◆ SOURCE EXCERPT
______________________________

PSTAT 5A: Lecture 13

Inference on the Mean

Ethan P. Marzban

2023-07-17

Previously

  • Over the course of the past few lectures, we’ve been dealing primarily with population proportions.

  • A natural point estimate of \(p\) is \(\widehat{P}\), the sample proportion.

    • The Central Limit Theorem for Proportions helped us even further by providing the sampling distribution of \(\widehat{P}\), under certain conditions (the success-failure conditions).
  • We then used the sampling distribution of \(\widehat{P}\) to construct confidence intervals for the true proportion \(p\).

  • Now we will turn our attention to a different population parameter.

Leadup

  • Recall from last lecture that any of the descriptive statistics we discussed in Week 1 can be viewed as population parameters, when they apply to the population.
    • E.g. population proportion (\(p\)), population variance (\(\sigma^2\)), etc.
  • Of particular interest to statisticians is often the population mean, \(\mu\).
  • Let’s try and draw some analogies from our work with population proportions.
  • When trying to make inferences on a population proportion \(p\), we used the sample proportion \(\widehat{P}\) as a proxy (specifically, a point estimator).
    • Any guesses on what we might use as a point estimator of \(\mu\)?
    • That’s right- the sample mean \(\overline{X}\)!

Notation

  • Again, it will be useful to establish some notation:

    • \(\mu\) represents the population mean, and is deterministic (i.e. fixed) but unknown.
    • \(\overline{X}\) represents the mean of some hypothetical sample, and is therefore random (as different samples result in different sample means)
    • \(\overline{x}\) represents the mean of a specific sample, and is therefore deterministic (i.e. “we’ve taken this particular sample right here and computed its mean”).

______________________________

◆ TASKS FOR THIS EXERCISE
1) Answer these questions about the lecture notes on inference on the mean, one line each:
(a) What do the notes call a natural point estimate of the population proportion?
(b) Under which conditions does the Central Limit Theorem for Proportions give the sampling distribution?
(c) What do the notes name as the point estimator of the population mean?
2) Duplicate the passage of the lecture notes on inference on the mean that begins at the words "Ethan P. Marzban" and stops after "true proportion \(p\).".
3) Go on with the lecture notes on inference on the mean from the point where they stop.

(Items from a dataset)
______________________________

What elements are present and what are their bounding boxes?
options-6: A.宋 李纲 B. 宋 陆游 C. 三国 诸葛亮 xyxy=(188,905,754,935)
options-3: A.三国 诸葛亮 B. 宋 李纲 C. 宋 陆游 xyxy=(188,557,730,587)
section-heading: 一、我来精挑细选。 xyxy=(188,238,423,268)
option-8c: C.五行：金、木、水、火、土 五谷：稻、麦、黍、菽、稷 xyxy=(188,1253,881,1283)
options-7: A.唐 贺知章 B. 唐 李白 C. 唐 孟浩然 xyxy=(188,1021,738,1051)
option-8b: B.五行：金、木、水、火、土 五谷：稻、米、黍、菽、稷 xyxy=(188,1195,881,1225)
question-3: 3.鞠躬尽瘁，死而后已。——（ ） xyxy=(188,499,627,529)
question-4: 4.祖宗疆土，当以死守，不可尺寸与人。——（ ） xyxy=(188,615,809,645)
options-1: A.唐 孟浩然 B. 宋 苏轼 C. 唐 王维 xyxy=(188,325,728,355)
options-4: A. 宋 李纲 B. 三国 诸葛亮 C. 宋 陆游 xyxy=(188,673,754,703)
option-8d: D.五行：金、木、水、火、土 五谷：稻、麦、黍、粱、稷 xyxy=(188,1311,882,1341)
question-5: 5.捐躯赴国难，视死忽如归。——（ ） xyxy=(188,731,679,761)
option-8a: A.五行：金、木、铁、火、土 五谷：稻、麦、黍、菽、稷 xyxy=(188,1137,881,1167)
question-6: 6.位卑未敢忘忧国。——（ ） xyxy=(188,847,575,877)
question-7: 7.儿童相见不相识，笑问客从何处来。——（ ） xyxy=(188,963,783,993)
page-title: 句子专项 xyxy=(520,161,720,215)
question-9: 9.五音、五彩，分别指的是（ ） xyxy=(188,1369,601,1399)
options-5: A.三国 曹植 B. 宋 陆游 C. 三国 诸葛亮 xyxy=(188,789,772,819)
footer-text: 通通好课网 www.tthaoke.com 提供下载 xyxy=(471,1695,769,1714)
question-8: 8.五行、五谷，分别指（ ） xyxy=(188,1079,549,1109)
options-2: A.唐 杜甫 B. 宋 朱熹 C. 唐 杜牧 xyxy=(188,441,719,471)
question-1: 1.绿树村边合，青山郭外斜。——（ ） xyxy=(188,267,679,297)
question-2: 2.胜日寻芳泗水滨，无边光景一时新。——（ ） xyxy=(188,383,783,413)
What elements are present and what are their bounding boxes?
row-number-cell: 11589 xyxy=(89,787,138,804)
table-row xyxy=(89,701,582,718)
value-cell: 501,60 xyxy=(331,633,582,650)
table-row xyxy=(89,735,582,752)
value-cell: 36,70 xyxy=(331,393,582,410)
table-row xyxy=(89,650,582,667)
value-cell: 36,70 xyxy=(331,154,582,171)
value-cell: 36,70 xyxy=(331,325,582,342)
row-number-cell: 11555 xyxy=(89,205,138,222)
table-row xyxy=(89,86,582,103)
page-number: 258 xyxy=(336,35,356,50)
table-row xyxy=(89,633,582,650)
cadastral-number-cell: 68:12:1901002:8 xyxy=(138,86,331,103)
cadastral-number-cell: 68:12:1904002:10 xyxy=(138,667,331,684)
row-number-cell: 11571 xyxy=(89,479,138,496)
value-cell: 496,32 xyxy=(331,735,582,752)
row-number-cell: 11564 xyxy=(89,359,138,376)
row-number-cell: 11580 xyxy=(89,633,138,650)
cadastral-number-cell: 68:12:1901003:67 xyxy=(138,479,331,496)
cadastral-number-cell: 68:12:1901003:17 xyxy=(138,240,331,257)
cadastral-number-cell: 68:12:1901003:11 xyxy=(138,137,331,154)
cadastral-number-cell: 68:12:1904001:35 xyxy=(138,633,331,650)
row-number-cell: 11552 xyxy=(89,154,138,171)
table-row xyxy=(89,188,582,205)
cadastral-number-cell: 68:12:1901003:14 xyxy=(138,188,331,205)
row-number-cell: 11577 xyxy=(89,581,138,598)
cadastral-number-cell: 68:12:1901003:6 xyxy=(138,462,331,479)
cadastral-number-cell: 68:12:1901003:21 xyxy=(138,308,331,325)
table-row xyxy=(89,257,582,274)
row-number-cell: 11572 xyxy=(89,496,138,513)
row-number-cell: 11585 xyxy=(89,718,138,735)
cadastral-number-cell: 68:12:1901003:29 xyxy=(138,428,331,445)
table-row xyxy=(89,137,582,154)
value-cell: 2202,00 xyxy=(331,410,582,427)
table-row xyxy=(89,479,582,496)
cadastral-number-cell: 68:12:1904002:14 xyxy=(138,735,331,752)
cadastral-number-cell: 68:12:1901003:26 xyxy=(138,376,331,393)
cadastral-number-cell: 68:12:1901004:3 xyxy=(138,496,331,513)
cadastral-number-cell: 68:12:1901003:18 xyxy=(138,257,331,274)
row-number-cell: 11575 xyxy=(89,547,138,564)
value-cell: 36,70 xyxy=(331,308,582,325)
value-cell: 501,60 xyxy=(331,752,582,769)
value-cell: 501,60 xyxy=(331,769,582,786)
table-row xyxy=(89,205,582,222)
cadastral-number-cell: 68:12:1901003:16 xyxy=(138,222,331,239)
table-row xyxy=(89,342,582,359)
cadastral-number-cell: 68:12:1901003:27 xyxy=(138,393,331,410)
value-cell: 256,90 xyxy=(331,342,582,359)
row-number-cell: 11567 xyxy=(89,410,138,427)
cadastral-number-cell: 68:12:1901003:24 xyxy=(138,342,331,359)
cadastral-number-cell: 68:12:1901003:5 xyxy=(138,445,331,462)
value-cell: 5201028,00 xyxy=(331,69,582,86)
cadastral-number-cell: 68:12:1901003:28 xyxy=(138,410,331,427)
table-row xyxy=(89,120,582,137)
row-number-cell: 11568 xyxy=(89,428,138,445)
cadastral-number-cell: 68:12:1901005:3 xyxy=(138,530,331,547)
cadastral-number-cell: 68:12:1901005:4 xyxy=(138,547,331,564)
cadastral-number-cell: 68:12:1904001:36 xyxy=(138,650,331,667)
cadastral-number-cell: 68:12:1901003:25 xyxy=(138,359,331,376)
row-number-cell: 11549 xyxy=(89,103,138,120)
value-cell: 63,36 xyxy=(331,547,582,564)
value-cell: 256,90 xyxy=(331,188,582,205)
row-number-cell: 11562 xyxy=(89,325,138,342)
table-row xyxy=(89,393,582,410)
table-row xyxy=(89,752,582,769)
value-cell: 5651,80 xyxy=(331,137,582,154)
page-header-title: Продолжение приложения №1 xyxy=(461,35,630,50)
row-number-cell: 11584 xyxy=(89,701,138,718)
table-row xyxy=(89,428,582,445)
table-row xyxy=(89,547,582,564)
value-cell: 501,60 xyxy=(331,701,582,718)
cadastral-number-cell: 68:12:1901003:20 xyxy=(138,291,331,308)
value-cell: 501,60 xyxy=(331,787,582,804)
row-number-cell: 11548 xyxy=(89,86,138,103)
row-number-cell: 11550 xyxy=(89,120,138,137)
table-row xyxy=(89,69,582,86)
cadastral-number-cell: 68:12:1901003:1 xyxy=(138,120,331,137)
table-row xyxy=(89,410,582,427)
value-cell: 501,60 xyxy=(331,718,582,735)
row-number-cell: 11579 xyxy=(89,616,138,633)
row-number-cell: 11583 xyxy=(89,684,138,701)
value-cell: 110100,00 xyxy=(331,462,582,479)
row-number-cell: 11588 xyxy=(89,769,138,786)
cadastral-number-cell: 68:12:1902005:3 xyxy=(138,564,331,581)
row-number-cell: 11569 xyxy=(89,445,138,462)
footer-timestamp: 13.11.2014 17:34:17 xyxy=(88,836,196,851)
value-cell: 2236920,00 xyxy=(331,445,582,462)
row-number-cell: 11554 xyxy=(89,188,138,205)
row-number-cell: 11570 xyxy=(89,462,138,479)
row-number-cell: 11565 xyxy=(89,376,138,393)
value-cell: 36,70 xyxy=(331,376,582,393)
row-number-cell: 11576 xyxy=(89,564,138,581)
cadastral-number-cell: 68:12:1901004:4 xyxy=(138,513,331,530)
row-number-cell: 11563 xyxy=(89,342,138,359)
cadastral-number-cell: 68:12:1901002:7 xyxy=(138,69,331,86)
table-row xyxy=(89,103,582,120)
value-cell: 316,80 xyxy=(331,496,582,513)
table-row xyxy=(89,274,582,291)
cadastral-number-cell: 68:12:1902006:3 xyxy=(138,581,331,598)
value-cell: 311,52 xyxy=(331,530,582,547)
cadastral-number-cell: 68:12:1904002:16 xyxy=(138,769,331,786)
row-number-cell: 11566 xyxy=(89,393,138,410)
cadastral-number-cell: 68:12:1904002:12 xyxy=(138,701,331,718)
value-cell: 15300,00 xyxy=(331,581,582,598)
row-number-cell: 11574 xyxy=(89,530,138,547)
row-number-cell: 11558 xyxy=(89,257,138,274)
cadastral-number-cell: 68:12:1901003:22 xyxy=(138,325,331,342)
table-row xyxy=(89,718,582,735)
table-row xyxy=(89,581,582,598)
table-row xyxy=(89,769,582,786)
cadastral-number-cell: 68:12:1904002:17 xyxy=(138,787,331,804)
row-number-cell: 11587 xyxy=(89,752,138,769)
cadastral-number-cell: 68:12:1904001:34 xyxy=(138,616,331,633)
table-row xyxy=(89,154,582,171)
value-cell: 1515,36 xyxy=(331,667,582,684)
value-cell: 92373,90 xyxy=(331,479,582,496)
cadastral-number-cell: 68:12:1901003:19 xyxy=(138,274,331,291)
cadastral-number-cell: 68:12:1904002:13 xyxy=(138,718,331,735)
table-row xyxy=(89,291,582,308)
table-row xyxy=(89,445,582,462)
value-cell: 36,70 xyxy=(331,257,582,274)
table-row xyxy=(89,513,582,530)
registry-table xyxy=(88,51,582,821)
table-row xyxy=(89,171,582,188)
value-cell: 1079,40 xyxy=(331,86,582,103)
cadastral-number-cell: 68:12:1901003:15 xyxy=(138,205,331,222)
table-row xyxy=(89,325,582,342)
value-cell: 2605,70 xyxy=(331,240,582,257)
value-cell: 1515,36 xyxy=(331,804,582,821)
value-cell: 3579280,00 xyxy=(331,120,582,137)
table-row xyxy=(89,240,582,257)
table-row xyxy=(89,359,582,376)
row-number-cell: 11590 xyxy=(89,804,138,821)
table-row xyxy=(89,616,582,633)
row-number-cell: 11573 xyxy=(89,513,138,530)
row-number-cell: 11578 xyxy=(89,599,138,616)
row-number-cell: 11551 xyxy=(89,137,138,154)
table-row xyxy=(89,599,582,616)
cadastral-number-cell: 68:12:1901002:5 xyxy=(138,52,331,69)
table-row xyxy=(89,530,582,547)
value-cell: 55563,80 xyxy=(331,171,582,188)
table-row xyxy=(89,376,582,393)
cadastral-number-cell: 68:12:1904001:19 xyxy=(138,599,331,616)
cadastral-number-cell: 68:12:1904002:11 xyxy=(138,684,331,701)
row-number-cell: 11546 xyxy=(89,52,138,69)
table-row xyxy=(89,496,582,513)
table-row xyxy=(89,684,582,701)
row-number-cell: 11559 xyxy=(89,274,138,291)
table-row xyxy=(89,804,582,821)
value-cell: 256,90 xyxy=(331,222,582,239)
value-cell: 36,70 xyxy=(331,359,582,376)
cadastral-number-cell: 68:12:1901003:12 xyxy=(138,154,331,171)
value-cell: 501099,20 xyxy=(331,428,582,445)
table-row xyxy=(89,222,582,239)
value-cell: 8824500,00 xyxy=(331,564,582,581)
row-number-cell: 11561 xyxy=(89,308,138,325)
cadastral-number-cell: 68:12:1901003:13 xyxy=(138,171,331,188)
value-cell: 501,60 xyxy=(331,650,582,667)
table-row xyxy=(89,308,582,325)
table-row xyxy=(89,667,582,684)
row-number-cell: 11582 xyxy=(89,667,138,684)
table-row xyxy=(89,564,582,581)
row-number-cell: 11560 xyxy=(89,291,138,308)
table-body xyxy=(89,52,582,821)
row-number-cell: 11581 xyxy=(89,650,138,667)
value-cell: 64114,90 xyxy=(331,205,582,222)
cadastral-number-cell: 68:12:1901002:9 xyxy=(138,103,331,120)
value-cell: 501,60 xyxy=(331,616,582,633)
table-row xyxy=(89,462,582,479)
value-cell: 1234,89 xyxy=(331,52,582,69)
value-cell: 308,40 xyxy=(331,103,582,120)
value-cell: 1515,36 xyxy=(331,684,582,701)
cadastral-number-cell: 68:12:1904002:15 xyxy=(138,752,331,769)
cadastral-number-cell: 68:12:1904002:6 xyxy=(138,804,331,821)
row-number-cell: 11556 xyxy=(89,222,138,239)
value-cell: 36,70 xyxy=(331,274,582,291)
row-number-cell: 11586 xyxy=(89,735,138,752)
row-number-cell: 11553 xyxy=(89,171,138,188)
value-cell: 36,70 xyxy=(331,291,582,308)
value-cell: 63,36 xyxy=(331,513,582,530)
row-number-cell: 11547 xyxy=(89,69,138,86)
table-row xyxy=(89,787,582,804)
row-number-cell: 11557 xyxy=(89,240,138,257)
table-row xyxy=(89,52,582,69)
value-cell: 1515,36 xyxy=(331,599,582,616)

______________________________

◆ PER-TASK ANSWERS
1)
(a) The sample proportion
(b) The success-failure conditions
(c) The sample mean

2)
Ethan P. Marzban

2023-07-17

Previously

  • Over the course of the past few lectures, we’ve been dealing primarily with population proportions.

  • A natural point estimate of \(p\) is \(\widehat{P}\), the sample proportion.

    • The Central Limit Theorem for Proportions helped us even further by providing the sampling distribution of \(\widehat{P}\), under certain conditions (the success-failure conditions).
  • We then used the sampling distribution of \(\widehat{P}\) to construct confidence intervals for the true proportion \(p\).

3)
  • Just as \(\widehat{P}\) has a sampling distribution, so too does \(\overline{X}\).

  • The sampling distribution of \(\overline{X}\), however, will end up requiring a few more considerations than the sampling distribution of \(\widehat{P}\).

    • We will need it, however, in order to construct confidence intervals for \(\mu\).

General Confidence Intervals

  • We will follow the general idea we used before of constructing confidence intervals as \(\widehat{\theta} \pm \mathrm{m.e.}\).

  • In this case, we use \(\overline{X}\) as our point estimator.

  • Here is a useful result from Probability Theory:

Result

Consider a population with mean \(\mu\) and standard deviation \(\sigma\). If \(\overline{X}\) denotes the mean of a sample of size \(n\) taken from this population, then \[ \mathrm{SD}(\overline{X}) = \frac{\sigma}{\sqrt{n}} \]

General Confidence Intervals

  • Therefore, our confidence intervals will take the form \[ \overline{X} \pm c \cdot \frac{\sigma}{\sqrt{n}} \] where the constant \(c\) depends on both the sampling distribution of \(\overline{X}\) as well as the confidence level.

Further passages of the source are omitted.